» **PROBLEM REQUIREMENTS**
The listing must be reproduced in full, exactly as it stands.

Chart and figure data:
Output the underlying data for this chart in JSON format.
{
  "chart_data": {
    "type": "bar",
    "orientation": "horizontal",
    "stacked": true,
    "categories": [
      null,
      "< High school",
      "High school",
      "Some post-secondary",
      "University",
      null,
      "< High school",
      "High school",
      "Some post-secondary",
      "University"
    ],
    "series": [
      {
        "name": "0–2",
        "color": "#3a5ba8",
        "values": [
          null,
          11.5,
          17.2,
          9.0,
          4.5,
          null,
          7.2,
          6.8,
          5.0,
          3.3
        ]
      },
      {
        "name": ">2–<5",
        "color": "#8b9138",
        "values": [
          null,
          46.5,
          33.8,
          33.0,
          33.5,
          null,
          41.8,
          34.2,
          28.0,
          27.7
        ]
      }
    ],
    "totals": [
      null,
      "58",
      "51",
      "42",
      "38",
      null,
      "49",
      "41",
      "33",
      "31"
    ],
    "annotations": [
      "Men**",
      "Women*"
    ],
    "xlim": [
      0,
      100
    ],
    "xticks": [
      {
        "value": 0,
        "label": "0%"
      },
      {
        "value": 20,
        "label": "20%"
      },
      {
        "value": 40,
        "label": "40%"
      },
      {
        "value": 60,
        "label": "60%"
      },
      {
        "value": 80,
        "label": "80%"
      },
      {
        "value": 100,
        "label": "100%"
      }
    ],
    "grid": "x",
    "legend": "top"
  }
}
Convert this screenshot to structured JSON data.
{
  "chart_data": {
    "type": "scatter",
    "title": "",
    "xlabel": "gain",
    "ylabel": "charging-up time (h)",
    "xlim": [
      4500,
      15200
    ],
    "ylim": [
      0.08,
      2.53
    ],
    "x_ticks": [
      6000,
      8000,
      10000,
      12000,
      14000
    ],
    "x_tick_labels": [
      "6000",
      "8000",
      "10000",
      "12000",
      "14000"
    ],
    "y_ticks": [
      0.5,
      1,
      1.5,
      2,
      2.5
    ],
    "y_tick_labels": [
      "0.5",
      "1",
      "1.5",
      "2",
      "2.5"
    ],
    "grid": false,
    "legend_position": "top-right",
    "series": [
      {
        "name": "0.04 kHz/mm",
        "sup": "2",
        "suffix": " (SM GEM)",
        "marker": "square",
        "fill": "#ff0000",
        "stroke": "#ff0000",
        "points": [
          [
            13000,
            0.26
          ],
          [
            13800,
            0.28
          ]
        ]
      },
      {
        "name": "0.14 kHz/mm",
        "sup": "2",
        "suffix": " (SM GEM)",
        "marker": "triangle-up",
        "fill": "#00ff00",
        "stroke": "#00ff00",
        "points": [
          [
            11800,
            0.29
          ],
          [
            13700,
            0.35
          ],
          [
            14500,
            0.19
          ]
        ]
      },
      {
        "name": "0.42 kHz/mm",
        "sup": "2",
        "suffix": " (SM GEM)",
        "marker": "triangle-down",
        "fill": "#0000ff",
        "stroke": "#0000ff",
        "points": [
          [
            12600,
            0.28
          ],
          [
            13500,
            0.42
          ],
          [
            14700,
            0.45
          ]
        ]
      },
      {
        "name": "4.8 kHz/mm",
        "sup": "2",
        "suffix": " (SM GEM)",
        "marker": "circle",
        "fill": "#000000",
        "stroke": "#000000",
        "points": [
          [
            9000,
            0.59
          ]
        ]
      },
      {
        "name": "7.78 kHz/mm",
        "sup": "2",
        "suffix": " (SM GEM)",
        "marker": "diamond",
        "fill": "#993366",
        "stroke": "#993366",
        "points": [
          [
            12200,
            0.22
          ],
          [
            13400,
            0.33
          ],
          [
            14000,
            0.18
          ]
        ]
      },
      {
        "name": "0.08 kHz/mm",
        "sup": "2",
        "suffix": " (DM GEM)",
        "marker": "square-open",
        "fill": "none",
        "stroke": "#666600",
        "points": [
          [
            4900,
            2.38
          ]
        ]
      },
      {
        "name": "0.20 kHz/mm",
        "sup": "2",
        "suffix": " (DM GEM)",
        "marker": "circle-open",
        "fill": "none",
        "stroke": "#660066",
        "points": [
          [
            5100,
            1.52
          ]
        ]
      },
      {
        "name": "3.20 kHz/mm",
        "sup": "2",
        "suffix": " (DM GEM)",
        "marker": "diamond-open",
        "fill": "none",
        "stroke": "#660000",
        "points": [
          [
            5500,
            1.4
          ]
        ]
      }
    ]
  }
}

» **EXPECTED ANSWER**
Output the underlying data for this chart in JSON format.
{
  "chart_data": {
    "type": "bar",
    "orientation": "horizontal",
    "stacked": true,
    "categories": [
      null,
      "< High school",
      "High school",
      "Some post-secondary",
      "University",
      null,
      "< High school",
      "High school",
      "Some post-secondary",
      "University"
    ],
    "series": [
      {
        "name": "0–2",
        "color": "#3a5ba8",
        "values": [
          null,
          11.5,
          17.2,
          9.0,
          4.5,
          null,
          7.2,
          6.8,
          5.0,
          3.3
        ]
      },
      {
        "name": ">2–<5",
        "color": "#8b9138",
        "values": [
          null,
          46.5,
          33.8,
          33.0,
          33.5,
          null,
          41.8,
          34.2,
          28.0,
          27.7
        ]
      }
    ],
    "totals": [
      null,
      "58",
      "51",
      "42",
      "38",
      null,
      "49",
      "41",
      "33",
      "31"
    ],
    "annotations": [
      "Men**",
      "Women*"
    ],
    "xlim": [
      0,
      100
    ],
    "xticks": [
      {
        "value": 0,
        "label": "0%"
      },
      {
        "value": 20,
        "label": "20%"
      },
      {
        "value": 40,
        "label": "40%"
      },
      {
        "value": 60,
        "label": "60%"
      },
      {
        "value": 80,
        "label": "80%"
      },
      {
        "value": 100,
        "label": "100%"
      }
    ],
    "grid": "x",
    "legend": "top"
  }
}
Convert this screenshot to structured JSON data.
{
  "chart_data": {
    "type": "scatter",
    "title": "",
    "xlabel": "gain",
    "ylabel": "charging-up time (h)",
    "xlim": [
      4500,
      15200
    ],
    "ylim": [
      0.08,
      2.53
    ],
    "x_ticks": [
      6000,
      8000,
      10000,
      12000,
      14000
    ],
    "x_tick_labels": [
      "6000",
      "8000",
      "10000",
      "12000",
      "14000"
    ],
    "y_ticks": [
      0.5,
      1,
      1.5,
      2,
      2.5
    ],
    "y_tick_labels": [
      "0.5",
      "1",
      "1.5",
      "2",
      "2.5"
    ],
    "grid": false,
    "legend_position": "top-right",
    "series": [
      {
        "name": "0.04 kHz/mm",
        "sup": "2",
        "suffix": " (SM GEM)",
        "marker": "square",
        "fill": "#ff0000",
        "stroke": "#ff0000",
        "points": [
          [
            13000,
            0.26
          ],
          [
            13800,
            0.28
          ]
        ]
      },
      {
        "name": "0.14 kHz/mm",
        "sup": "2",
        "suffix": " (SM GEM)",
        "marker": "triangle-up",
        "fill": "#00ff00",
        "stroke": "#00ff00",
        "points": [
          [
            11800,
            0.29
          ],
          [
            13700,
            0.35
          ],
          [
            14500,
            0.19
          ]
        ]
      },
      {
        "name": "0.42 kHz/mm",
        "sup": "2",
        "suffix": " (SM GEM)",
        "marker": "triangle-down",
        "fill": "#0000ff",
        "stroke": "#0000ff",
        "points": [
          [
            12600,
            0.28
          ],
          [
            13500,
            0.42
          ],
          [
            14700,
            0.45
          ]
        ]
      },
      {
        "name": "4.8 kHz/mm",
        "sup": "2",
        "suffix": " (SM GEM)",
        "marker": "circle",
        "fill": "#000000",
        "stroke": "#000000",
        "points": [
          [
            9000,
            0.59
          ]
        ]
      },
      {
        "name": "7.78 kHz/mm",
        "sup": "2",
        "suffix": " (SM GEM)",
        "marker": "diamond",
        "fill": "#993366",
        "stroke": "#993366",
        "points": [
          [
            12200,
            0.22
          ],
          [
            13400,
            0.33
          ],
          [
            14000,
            0.18
          ]
        ]
      },
      {
        "name": "0.08 kHz/mm",
        "sup": "2",
        "suffix": " (DM GEM)",
        "marker": "square-open",
        "fill": "none",
        "stroke": "#666600",
        "points": [
          [
            4900,
            2.38
          ]
        ]
      },
      {
        "name": "0.20 kHz/mm",
        "sup": "2",
        "suffix": " (DM GEM)",
        "marker": "circle-open",
        "fill": "none",
        "stroke": "#660066",
        "points": [
          [
            5100,
            1.52
          ]
        ]
      },
      {
        "name": "3.20 kHz/mm",
        "sup": "2",
        "suffix": " (DM GEM)",
        "marker": "diamond-open",
        "fill": "none",
        "stroke": "#660000",
        "points": [
          [
            5500,
            1.4
          ]
        ]
      }
    ]
  }
}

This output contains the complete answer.